• Extrait de page

Vous aurez remarqué que l'utilisation de la majorité de ces armes ne nécessite pas la présence du policier sur le terrain. Flic ou militaire, voilà deux métiers en pleine mutation et qui vont s'avérer être de moins en moins dangereux, en tout cas comportant moins de risques que le travailleur lambda ou le civil manifestant dans la rue pour ses droits !
Les études et expérimentations tant civiles que militaires ne sont pas nouvelles : apparu aux Etats-Unis, le processus de légitimation des armes non létales (ANL) date des années 1960-1970 période marquée par l'émergence des masses contestataires et des mouvements de défense des droits civiques. La théorie de la non-létalité a pris également une place centrale dans la réflexion militaire sur les « conflits asymétriques » (cf guerres d'indépendance, guérilla) et la guerre urbaine ; pour exemple, 2006 a été la première expérience importante menée par les Etats-Unis en Irak dans le contexte de gestion post-conflit. La guerre des Balkans n'est pas en reste d'expériences quant à l'utilisation d'armes non létales.

Le concept de non-létalité postule pour finalité un armement spécifique évitant la mort. Nul doute que cet « évitement de la mort », cette « sauvegarde de la vie » a à voir avec la pensée judéo-chrétienne : il s'agit d'affirmer au nom de la morale chrétienne et de l'éthique libérale, pourquoi pas « verte et durable », une nouvelle logique du Pouvoir plus conforme à notre société moderne.
On est en droit de penser que face à la violence, militaire ou sociale, portée par le capitalisme, il s'agit de laisser croire à une sorte « d'humanisation de la violence », une « humanisation du Pouvoir capitaliste ». De la même manière que parler de guerre humanitaire permet de légitimer la guerre, le concept de non-létalité permet de légitimer le contrôle des masses au nom de la nécessaire défense de la société contre l'ennemi, de l'intérieur en particulier. En d'autres termes, le concept d'arme non létale s'inscrit dans le remplacement du « pouvoir lié à la mort » dans une société disciplinaire au profit d'un « pouvoir diffus et massifiant » dans une société de contrôle.
In fine, l'objectif est bien de contrôler les corps et les esprits, cela s'avérant plus rentable que donner la mort ! On accepte bien d'être video-surveillés et fliqués par nos portables et ordinateurs !

Il n'y a pas à propos des armes non létales de séparation conceptuelle entre développement civil et militaire, les programmes s'interpénètrent et se complètent.

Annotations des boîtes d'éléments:
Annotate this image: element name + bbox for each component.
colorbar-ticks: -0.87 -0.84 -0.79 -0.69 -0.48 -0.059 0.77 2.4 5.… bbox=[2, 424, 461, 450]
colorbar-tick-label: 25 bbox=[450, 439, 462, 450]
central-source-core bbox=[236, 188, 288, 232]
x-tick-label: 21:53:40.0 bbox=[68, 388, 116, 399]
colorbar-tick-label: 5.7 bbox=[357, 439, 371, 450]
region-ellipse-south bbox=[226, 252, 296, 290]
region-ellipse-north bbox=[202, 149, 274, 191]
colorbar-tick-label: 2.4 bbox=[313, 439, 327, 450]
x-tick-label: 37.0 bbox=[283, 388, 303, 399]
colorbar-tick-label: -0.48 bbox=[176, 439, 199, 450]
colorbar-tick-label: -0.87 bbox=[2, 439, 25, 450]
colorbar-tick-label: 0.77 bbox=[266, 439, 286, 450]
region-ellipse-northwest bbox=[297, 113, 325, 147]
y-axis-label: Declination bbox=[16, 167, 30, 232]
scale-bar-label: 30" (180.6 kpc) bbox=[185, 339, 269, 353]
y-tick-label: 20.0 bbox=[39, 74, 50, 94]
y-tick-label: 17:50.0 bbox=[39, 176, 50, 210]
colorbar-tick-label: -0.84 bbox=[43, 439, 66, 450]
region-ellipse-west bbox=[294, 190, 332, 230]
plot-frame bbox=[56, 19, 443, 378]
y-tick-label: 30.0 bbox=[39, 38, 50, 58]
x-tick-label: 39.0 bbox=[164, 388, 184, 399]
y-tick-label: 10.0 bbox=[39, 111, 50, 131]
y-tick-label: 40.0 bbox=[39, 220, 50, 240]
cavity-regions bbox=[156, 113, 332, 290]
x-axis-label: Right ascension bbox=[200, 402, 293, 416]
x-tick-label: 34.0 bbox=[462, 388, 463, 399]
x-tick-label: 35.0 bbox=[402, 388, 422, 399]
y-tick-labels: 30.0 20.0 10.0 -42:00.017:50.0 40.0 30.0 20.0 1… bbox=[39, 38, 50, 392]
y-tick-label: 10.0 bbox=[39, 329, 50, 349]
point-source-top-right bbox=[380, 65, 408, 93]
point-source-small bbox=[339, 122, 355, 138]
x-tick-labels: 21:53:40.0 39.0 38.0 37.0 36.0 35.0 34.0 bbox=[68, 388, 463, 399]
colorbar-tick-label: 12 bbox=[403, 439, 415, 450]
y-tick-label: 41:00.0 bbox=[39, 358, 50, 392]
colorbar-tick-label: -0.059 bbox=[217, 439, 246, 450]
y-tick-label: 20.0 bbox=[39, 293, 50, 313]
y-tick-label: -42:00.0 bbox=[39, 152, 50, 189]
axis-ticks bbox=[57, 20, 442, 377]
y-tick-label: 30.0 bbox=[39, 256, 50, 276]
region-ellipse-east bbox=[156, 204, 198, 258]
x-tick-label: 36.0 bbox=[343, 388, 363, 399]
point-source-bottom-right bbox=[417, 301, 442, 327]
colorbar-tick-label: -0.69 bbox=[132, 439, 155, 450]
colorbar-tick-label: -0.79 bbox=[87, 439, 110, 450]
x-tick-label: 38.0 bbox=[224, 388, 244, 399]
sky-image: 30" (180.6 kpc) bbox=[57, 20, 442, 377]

• Énoncé 1
D'après l'extrait sur les armes non létales, de quelle période date le processus de légitimation de ces armes ?
• Énoncé 2
Recopiez le passage de l'extrait sur les armes non létales qui s'ouvre sur les mots « Vous aurez remarqué » et se termine par « pour ses droits ! ».
• Énoncé 3
Traduisez en anglais cette phrase de l'extrait sur les armes non létales : « Il n'y a pas à propos des armes non létales de séparation conceptuelle entre développement civil et militaire, les programmes s'interpénètrent et se complètent. »

• Réponse 1
Des années 1960-1970.

• Réponse 2
Vous aurez remarqué que l'utilisation de la majorité de ces armes ne nécessite pas la présence du policier sur le terrain. Flic ou militaire, voilà deux métiers en pleine mutation et qui vont s'avérer être de moins en moins dangereux, en tout cas comportant moins de risques que le travailleur lambda ou le civil manifestant dans la rue pour ses droits !

• Réponse 3
With regard to non-lethal weapons, there is no conceptual separation between civilian and military development; the programs interpenetrate and complement each other.